EXERCISE INPUT:
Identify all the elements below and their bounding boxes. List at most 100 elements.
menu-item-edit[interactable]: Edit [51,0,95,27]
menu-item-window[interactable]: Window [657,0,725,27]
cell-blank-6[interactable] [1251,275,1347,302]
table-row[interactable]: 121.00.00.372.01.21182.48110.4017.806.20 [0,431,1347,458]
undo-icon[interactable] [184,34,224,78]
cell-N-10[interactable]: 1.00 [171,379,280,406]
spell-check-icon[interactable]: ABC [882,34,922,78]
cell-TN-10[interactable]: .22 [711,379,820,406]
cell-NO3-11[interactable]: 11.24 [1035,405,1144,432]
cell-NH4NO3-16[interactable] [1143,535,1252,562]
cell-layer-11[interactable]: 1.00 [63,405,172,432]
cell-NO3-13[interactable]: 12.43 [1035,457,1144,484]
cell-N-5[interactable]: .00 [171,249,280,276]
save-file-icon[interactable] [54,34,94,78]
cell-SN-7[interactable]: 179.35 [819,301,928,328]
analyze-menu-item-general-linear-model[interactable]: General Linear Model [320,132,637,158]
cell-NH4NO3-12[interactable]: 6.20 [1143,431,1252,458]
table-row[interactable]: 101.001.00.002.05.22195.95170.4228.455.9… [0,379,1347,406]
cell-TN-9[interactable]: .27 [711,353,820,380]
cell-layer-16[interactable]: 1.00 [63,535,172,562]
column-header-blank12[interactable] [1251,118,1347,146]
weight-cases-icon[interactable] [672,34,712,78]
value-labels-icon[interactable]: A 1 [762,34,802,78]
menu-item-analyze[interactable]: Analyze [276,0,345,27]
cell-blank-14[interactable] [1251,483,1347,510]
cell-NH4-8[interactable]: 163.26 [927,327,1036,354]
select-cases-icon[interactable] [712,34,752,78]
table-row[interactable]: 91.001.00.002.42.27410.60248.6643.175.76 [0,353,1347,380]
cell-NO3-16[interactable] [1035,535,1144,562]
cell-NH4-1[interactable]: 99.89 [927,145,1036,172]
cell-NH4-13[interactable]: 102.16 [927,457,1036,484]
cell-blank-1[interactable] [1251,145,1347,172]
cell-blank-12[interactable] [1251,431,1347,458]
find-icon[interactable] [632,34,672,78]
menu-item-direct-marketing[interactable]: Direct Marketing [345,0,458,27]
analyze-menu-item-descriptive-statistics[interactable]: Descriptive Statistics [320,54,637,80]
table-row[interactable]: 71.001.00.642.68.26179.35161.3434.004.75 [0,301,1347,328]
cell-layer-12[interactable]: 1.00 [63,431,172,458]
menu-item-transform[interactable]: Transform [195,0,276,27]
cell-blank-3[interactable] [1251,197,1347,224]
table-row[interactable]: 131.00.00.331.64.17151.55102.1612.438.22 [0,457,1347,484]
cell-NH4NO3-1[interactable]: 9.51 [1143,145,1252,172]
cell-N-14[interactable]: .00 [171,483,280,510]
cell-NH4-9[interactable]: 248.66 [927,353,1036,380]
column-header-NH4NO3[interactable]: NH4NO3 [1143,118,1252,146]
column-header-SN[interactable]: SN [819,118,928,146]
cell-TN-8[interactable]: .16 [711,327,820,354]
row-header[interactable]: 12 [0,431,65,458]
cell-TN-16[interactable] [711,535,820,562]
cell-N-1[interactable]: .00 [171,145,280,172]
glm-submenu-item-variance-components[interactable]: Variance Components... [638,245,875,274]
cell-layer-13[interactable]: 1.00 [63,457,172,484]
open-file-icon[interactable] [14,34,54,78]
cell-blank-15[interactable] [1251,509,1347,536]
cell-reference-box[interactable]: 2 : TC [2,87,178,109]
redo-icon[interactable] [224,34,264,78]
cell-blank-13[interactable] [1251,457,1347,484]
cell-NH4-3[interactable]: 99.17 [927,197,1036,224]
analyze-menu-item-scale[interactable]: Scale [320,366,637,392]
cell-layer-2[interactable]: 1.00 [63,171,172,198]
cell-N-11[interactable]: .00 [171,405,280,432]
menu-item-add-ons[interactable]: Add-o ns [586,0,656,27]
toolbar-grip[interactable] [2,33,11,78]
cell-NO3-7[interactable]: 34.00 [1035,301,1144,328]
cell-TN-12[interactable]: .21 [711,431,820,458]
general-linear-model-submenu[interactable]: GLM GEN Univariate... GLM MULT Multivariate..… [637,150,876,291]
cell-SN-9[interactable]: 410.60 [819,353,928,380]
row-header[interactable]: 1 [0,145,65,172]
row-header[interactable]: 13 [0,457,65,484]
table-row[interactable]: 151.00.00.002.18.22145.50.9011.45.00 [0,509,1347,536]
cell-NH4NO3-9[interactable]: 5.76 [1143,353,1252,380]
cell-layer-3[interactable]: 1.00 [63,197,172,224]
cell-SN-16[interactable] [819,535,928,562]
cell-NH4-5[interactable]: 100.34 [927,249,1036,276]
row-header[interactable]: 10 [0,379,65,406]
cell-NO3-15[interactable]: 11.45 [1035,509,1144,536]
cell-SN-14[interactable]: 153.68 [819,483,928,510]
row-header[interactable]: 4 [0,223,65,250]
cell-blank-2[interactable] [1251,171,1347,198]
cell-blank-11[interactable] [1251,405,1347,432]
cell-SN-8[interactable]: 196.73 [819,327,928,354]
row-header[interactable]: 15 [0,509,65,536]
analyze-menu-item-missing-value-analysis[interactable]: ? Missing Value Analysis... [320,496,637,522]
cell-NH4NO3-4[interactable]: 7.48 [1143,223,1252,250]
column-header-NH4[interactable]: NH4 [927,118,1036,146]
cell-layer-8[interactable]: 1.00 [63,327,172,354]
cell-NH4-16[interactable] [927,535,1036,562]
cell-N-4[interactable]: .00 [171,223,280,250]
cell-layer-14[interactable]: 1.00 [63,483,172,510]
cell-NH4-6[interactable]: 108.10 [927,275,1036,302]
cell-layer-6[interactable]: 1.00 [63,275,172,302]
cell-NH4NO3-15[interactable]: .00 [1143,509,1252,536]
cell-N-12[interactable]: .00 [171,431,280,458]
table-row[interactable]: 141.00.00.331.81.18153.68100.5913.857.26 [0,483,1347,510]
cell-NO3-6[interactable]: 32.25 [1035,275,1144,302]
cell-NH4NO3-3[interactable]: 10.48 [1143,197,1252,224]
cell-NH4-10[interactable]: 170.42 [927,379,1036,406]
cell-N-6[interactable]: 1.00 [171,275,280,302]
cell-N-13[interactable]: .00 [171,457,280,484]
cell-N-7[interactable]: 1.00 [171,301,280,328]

OBJECTIVE:
Reproduce the rows verbatim from the first line through the line containing "cell-N-10[interactable]: 1.00 [171,379,280,406]", and include that line as well.

EXPECTED OUTPUT:
Identify all the elements below and their bounding boxes. List at most 100 elements.
menu-item-edit[interactable]: Edit [51,0,95,27]
menu-item-window[interactable]: Window [657,0,725,27]
cell-blank-6[interactable] [1251,275,1347,302]
table-row[interactable]: 121.00.00.372.01.21182.48110.4017.806.20 [0,431,1347,458]
undo-icon[interactable] [184,34,224,78]
cell-N-10[interactable]: 1.00 [171,379,280,406]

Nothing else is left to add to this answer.